_Directions for this task_
Using the listing below, report all lines holding the word "tercantum".

(Data entries)
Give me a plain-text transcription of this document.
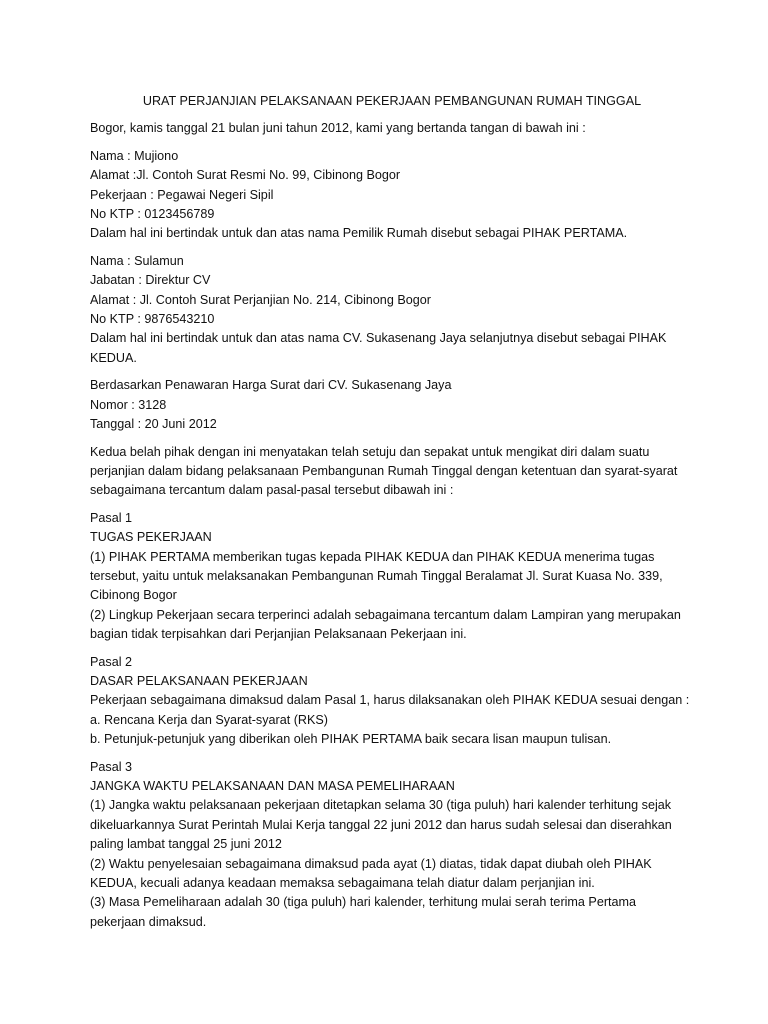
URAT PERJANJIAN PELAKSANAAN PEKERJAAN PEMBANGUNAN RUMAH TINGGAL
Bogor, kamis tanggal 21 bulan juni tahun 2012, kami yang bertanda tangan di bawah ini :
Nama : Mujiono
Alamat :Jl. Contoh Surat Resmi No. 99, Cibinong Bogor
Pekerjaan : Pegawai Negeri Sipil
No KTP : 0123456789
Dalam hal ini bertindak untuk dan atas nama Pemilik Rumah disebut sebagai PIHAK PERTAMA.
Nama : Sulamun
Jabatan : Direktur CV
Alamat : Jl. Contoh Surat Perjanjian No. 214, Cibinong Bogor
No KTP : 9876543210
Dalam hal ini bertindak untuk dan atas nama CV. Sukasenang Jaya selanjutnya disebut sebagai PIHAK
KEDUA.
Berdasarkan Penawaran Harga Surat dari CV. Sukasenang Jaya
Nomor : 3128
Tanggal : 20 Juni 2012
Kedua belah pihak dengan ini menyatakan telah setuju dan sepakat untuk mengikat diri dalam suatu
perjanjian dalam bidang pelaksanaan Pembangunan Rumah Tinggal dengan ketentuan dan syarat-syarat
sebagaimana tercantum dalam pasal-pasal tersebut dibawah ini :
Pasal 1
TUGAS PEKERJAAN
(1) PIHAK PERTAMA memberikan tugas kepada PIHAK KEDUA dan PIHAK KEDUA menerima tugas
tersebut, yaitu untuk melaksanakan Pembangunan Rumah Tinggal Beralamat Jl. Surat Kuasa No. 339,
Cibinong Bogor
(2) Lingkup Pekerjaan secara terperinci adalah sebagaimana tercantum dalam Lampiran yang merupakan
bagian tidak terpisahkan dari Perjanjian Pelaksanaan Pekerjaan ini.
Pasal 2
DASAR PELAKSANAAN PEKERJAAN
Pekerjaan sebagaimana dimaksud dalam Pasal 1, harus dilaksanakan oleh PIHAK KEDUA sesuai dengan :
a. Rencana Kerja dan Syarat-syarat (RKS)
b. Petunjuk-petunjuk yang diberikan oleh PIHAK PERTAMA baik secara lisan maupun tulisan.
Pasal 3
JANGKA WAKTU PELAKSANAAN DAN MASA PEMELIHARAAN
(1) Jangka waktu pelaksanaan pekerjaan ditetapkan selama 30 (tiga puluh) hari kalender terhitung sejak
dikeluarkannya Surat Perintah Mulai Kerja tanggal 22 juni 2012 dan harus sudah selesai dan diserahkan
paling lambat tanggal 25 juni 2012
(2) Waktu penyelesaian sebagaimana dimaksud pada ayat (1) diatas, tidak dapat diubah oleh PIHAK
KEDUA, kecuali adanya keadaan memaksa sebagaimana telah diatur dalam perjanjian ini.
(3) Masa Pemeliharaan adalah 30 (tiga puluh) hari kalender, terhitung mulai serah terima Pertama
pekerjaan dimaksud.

==

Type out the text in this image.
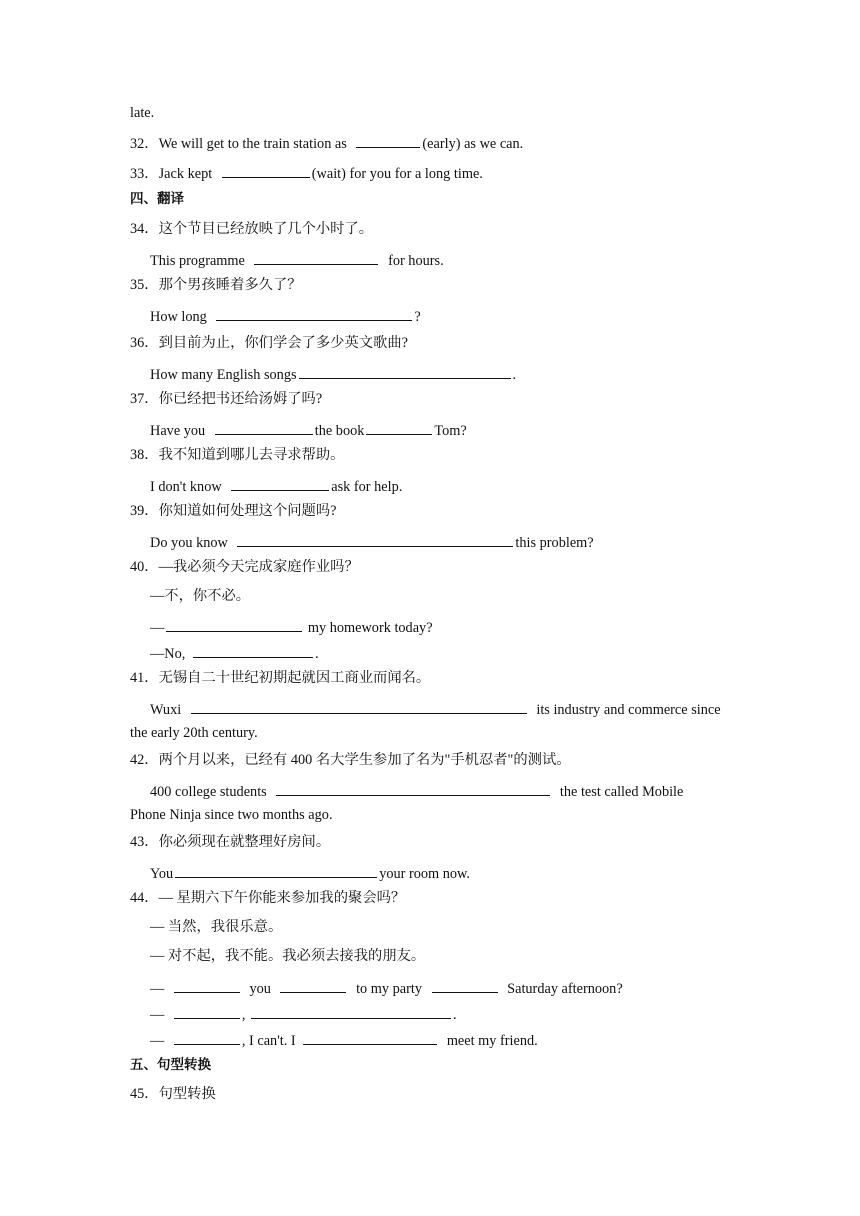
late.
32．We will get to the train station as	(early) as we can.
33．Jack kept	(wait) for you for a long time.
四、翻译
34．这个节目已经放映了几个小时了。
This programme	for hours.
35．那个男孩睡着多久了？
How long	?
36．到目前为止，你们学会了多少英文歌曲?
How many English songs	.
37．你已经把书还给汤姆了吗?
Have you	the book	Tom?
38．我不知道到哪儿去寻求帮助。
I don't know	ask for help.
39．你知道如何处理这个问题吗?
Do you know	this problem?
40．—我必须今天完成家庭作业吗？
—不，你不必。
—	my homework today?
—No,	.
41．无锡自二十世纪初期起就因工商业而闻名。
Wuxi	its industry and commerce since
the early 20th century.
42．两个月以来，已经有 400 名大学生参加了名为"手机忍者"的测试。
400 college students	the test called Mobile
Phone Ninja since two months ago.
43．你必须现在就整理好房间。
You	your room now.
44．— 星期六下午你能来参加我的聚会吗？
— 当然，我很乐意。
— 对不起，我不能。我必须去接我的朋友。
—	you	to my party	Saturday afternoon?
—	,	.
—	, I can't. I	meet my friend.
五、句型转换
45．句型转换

_Answer to this exercise_
sebagaimana tercantum dalam pasal-pasal tersebut dibawah ini :
(2) Lingkup Pekerjaan secara terperinci adalah sebagaimana tercantum dalam Lampiran yang merupakan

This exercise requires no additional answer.